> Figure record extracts
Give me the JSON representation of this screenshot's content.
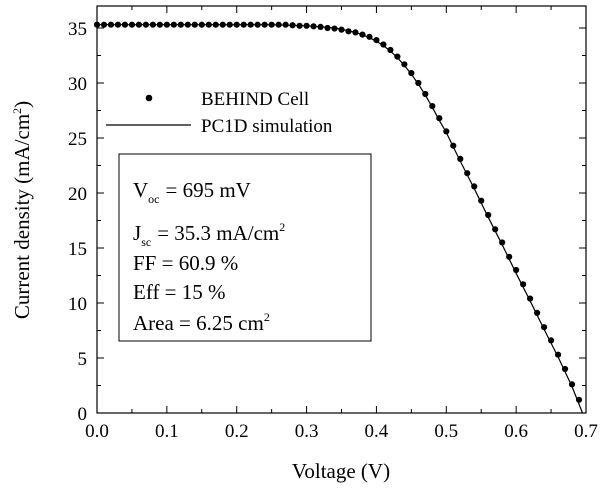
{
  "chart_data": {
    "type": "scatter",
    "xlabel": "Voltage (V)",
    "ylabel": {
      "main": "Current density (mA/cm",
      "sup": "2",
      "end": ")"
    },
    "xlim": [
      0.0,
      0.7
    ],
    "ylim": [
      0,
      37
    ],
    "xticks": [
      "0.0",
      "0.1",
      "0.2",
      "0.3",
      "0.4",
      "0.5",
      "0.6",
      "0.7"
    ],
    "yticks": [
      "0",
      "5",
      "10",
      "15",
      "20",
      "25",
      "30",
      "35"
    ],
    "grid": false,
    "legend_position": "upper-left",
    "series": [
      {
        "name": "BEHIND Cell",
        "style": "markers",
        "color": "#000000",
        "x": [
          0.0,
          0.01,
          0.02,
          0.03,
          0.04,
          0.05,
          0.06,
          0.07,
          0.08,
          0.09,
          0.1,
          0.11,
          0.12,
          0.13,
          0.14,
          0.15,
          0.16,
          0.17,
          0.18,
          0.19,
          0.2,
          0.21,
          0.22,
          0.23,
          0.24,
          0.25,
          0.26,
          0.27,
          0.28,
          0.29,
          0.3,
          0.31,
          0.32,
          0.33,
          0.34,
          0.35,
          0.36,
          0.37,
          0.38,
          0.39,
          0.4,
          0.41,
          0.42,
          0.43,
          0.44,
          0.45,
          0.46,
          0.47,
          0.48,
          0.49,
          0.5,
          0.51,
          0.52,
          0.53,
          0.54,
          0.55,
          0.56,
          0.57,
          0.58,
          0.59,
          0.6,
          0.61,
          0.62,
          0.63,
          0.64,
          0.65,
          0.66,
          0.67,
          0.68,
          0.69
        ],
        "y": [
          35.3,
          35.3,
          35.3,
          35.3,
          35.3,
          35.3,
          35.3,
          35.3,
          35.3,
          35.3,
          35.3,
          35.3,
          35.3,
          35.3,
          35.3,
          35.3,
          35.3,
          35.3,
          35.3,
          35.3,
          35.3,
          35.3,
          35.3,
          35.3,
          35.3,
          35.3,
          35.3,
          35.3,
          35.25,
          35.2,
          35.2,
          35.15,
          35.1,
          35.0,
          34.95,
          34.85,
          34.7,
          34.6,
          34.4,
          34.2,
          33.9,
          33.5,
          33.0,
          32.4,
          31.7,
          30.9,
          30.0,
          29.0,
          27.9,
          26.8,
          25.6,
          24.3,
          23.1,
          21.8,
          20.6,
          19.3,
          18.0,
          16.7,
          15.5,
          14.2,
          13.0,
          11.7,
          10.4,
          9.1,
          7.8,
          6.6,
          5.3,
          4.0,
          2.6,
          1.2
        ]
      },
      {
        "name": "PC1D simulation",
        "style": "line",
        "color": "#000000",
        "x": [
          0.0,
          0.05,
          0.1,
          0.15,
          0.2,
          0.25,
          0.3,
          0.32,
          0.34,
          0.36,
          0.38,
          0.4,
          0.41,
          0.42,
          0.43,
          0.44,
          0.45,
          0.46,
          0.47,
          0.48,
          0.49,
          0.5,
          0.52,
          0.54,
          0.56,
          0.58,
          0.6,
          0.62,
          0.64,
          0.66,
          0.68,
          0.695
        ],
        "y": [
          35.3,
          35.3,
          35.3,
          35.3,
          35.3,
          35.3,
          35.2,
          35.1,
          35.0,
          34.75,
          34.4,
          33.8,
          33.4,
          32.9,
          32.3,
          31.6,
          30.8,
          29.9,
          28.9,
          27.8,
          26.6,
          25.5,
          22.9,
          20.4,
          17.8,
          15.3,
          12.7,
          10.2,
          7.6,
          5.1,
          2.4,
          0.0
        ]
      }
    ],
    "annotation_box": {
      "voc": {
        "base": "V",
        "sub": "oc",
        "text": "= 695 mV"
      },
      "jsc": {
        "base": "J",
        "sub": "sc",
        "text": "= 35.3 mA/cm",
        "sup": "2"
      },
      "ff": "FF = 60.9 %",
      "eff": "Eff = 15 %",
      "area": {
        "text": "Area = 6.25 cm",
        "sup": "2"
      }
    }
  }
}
* * *
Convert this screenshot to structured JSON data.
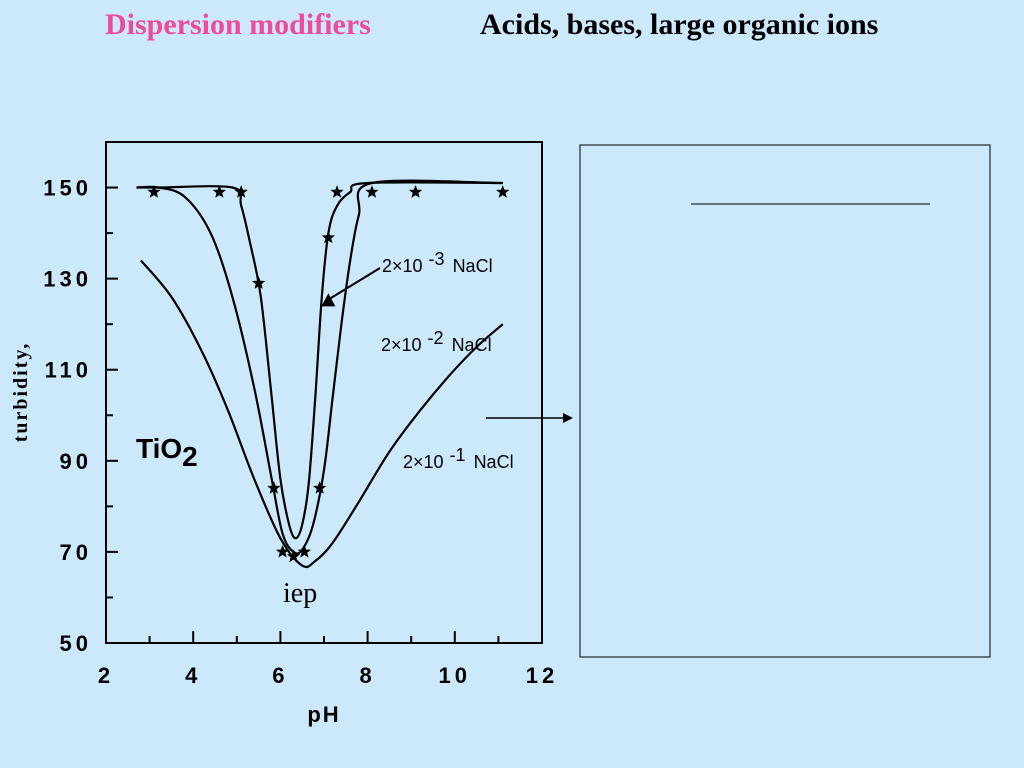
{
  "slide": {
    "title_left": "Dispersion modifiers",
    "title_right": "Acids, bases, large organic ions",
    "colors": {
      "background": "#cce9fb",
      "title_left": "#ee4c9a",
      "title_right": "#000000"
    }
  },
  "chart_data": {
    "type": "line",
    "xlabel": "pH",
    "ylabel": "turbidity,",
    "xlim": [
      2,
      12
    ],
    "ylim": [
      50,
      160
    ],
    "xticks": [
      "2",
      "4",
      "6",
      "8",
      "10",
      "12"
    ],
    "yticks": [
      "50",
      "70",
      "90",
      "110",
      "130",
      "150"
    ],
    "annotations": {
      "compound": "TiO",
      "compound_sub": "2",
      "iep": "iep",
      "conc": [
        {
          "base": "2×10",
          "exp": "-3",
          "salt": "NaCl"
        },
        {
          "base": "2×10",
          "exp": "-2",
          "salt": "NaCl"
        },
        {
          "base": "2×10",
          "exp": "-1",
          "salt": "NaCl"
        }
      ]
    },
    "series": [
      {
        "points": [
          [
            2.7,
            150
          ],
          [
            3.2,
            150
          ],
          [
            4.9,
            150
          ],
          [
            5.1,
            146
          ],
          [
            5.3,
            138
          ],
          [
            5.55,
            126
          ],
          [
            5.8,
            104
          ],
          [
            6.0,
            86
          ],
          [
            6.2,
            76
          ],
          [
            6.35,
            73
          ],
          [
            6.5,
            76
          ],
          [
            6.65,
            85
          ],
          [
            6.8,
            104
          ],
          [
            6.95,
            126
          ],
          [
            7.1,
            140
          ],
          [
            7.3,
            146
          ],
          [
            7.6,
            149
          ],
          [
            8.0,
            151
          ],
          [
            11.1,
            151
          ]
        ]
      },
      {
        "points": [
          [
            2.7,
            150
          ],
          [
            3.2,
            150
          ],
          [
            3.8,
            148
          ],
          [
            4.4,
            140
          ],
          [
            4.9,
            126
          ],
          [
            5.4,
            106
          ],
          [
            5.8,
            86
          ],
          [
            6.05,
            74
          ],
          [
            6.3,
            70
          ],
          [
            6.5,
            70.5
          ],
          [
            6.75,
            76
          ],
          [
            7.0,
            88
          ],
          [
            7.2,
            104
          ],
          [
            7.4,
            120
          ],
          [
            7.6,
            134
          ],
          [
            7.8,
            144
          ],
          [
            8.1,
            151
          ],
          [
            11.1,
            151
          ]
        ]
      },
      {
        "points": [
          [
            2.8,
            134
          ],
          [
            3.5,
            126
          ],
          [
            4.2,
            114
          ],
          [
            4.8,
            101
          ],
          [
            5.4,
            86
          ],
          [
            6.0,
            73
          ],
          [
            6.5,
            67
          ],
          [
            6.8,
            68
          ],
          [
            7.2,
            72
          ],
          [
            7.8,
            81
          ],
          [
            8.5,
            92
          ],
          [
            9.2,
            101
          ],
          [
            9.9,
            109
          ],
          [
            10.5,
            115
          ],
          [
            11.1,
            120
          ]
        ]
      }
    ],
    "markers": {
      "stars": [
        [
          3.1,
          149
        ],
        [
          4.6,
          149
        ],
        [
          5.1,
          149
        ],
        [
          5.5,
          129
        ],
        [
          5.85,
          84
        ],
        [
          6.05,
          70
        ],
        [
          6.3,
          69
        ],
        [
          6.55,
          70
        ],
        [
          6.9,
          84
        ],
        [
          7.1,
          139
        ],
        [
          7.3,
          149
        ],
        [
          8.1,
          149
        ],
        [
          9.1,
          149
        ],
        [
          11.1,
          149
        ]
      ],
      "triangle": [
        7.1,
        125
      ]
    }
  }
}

> WHAT THIS TASK INVOLVES
Show, from the material above, each line that includes the string "text".

> EXERCISE ANSWER
        "text": "= 695 mV"
        "text": "= 35.3 mA/cm",
        "text": "Area = 6.25 cm",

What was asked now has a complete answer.